## Begin Data in this exercise

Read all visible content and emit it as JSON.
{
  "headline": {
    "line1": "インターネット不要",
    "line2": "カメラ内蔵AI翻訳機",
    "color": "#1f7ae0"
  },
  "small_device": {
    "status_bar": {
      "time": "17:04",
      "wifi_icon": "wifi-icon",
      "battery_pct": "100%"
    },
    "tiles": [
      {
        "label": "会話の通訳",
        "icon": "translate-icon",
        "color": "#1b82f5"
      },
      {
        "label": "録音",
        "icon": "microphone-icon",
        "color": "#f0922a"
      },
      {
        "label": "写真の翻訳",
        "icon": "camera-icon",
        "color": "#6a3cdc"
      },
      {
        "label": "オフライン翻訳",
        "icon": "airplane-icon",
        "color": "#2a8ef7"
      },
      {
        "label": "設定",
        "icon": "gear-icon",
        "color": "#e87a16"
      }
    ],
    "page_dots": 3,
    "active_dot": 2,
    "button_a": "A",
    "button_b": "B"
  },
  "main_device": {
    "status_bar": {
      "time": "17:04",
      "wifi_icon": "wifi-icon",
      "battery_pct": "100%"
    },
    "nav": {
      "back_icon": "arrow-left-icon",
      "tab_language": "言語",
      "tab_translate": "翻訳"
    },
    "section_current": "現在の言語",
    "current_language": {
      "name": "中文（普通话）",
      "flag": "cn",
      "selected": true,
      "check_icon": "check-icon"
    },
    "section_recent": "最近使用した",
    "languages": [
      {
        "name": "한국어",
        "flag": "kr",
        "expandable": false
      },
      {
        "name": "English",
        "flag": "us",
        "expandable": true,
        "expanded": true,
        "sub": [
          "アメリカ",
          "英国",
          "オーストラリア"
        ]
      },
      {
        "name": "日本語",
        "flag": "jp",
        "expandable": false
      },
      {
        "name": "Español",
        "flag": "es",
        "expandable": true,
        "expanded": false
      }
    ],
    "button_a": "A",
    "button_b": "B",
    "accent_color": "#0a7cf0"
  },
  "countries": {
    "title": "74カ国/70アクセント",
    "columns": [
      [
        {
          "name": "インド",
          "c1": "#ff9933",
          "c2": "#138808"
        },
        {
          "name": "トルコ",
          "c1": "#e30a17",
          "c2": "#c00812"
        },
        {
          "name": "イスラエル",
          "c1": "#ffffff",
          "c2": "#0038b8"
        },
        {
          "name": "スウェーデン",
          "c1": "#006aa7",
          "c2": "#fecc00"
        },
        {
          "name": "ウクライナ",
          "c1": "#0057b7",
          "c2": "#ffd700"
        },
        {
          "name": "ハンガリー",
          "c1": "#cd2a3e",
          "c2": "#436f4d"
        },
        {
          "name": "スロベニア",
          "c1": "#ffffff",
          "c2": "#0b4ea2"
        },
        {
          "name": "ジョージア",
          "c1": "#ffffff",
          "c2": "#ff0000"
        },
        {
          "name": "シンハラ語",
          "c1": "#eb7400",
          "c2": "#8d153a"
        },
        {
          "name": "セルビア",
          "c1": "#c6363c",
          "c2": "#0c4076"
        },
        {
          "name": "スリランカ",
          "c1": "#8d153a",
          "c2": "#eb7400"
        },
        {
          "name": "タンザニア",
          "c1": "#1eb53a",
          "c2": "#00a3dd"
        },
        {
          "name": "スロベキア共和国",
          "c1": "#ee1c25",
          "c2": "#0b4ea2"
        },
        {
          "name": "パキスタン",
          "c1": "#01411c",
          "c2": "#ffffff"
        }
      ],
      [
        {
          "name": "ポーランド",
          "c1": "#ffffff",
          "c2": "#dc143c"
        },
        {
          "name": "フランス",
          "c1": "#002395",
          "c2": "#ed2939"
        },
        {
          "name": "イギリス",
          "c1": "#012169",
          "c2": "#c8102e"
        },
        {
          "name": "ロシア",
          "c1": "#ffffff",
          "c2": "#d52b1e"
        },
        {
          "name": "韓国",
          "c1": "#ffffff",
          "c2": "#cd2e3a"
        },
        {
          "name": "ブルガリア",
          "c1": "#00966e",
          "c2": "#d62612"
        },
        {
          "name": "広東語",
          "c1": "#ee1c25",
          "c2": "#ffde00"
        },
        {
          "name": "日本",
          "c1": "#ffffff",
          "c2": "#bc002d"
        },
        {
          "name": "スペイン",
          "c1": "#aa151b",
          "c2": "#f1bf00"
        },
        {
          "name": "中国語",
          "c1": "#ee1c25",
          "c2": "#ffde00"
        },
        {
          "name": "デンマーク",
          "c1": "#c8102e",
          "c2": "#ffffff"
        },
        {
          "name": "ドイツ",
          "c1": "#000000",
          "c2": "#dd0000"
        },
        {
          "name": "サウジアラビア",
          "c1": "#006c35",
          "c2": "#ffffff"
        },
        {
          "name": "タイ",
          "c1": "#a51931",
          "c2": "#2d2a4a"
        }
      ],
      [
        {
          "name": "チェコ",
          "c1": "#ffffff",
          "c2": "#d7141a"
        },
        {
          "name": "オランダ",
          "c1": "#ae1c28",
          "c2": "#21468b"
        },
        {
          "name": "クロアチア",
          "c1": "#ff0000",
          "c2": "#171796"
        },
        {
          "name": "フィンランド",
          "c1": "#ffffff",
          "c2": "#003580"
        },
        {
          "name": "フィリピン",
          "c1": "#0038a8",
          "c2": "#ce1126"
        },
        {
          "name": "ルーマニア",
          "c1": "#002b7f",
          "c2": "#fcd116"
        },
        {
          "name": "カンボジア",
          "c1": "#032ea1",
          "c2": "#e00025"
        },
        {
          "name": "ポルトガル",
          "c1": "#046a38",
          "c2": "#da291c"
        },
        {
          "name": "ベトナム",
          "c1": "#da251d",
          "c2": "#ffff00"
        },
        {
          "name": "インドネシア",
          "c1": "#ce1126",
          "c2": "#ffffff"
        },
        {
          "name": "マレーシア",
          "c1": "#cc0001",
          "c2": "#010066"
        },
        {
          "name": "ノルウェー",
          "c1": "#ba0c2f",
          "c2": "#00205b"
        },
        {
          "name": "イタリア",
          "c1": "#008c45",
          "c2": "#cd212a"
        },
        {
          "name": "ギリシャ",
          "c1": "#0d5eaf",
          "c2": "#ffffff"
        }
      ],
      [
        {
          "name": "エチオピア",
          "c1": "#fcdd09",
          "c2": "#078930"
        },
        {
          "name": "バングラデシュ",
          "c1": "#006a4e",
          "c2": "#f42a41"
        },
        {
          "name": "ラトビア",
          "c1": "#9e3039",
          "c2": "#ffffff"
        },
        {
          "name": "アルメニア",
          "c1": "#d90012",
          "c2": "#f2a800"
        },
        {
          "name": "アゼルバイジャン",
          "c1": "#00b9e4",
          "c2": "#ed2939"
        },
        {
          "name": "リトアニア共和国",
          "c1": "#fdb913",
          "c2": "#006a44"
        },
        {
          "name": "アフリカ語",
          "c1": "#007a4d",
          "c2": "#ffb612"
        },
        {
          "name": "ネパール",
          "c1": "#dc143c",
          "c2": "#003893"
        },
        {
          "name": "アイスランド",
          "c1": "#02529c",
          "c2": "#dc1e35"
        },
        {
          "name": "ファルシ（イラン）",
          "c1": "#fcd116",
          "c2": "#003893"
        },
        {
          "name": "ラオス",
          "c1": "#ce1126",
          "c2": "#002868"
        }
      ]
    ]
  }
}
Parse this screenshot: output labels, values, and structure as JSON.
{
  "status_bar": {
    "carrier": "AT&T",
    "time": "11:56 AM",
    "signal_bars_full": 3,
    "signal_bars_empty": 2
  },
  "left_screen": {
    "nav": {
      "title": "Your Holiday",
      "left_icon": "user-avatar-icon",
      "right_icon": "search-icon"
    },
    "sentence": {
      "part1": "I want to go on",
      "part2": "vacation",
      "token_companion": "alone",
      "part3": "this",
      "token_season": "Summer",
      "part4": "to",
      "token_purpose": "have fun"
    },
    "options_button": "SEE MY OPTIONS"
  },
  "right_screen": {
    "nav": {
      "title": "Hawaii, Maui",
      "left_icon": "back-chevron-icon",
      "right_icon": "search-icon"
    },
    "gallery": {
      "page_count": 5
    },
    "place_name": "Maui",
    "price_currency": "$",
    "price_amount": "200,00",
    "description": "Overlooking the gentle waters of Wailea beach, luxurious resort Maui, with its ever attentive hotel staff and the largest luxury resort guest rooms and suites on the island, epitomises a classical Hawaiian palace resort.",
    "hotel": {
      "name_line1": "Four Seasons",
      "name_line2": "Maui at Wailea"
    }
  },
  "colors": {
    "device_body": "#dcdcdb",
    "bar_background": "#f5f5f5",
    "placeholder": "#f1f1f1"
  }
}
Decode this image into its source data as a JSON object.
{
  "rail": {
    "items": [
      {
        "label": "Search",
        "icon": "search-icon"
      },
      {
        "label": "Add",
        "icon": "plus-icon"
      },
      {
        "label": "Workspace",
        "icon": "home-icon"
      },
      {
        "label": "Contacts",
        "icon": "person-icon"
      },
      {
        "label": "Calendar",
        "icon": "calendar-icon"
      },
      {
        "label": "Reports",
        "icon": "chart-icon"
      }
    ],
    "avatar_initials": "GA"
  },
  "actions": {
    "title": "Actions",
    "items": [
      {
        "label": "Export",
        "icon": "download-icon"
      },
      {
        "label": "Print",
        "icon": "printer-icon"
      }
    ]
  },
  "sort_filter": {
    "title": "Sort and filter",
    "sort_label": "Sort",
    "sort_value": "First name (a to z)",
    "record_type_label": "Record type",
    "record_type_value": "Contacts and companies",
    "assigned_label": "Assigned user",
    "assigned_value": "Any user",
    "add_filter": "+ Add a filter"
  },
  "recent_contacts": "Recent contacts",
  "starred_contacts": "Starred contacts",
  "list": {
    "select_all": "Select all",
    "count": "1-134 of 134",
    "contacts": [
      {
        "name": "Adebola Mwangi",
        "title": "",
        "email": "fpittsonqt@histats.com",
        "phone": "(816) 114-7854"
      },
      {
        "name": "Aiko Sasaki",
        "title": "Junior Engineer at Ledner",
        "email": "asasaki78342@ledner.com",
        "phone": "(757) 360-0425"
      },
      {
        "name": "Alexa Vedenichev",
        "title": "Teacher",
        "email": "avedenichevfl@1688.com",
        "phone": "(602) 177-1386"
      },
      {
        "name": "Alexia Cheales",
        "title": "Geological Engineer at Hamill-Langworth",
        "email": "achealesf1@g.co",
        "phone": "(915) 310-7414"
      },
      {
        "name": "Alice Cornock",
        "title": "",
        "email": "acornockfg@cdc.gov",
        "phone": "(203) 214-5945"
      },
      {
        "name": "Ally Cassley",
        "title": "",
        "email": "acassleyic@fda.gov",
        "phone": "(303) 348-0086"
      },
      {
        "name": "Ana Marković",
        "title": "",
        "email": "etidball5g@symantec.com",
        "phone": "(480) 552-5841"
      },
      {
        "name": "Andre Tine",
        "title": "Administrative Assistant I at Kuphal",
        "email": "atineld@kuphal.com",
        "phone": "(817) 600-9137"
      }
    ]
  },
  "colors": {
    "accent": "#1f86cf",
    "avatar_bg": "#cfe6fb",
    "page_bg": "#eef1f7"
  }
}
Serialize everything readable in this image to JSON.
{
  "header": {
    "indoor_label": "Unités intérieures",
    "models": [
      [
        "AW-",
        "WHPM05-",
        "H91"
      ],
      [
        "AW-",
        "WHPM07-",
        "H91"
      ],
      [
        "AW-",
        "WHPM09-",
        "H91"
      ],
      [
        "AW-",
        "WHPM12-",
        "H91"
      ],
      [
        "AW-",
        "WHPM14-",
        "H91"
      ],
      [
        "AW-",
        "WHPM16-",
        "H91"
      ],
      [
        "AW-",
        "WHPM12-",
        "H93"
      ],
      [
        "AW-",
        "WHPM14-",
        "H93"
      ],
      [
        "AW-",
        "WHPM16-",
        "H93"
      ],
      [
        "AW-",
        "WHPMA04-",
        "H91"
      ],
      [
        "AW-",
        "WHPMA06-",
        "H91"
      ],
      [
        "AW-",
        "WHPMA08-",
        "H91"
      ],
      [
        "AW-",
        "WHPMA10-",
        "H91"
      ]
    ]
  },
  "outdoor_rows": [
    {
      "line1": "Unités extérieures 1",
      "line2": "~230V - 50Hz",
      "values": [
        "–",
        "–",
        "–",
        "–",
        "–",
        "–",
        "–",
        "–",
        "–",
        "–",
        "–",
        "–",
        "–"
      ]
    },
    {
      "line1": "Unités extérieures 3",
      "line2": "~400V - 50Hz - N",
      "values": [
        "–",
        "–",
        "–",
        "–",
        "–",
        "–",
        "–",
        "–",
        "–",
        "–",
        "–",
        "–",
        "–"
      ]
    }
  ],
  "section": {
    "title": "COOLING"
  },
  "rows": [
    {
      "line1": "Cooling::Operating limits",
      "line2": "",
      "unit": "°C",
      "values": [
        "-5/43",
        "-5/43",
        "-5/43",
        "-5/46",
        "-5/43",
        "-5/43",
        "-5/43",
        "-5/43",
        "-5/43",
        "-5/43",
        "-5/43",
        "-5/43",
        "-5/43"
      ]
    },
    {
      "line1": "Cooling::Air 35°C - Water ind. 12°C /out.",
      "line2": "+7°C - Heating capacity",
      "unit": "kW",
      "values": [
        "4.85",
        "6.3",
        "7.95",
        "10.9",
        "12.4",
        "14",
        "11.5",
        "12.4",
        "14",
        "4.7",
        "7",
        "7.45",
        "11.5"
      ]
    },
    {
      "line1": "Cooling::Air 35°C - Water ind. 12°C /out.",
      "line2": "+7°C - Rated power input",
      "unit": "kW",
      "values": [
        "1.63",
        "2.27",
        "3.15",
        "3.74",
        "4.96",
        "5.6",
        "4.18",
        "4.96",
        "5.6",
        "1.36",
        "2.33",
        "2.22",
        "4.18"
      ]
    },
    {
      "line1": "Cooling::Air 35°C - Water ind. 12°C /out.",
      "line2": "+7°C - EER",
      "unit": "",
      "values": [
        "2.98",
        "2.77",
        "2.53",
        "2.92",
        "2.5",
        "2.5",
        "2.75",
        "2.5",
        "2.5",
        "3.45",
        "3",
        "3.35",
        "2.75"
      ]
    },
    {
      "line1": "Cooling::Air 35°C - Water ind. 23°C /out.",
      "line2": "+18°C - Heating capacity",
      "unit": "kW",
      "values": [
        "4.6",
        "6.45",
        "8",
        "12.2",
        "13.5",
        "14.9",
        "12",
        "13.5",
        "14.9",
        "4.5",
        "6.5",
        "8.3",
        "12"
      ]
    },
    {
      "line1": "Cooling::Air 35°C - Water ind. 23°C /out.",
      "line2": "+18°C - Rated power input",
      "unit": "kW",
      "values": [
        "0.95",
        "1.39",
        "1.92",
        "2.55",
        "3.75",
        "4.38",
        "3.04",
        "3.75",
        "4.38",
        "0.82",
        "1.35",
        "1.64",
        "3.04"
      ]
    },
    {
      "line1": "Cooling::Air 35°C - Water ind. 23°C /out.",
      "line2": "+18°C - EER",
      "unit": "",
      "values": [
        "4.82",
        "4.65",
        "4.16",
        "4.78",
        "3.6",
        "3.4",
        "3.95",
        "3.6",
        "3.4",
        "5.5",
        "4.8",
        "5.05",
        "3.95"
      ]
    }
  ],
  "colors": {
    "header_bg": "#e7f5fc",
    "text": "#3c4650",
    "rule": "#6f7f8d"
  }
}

## End Data in this exercise

_To do_: All lines above with "Unités" in them should be returned.

_Solution below_:
    "indoor_label": "Unités intérieures",
      "line1": "Unités extérieures 1",
      "line1": "Unités extérieures 3",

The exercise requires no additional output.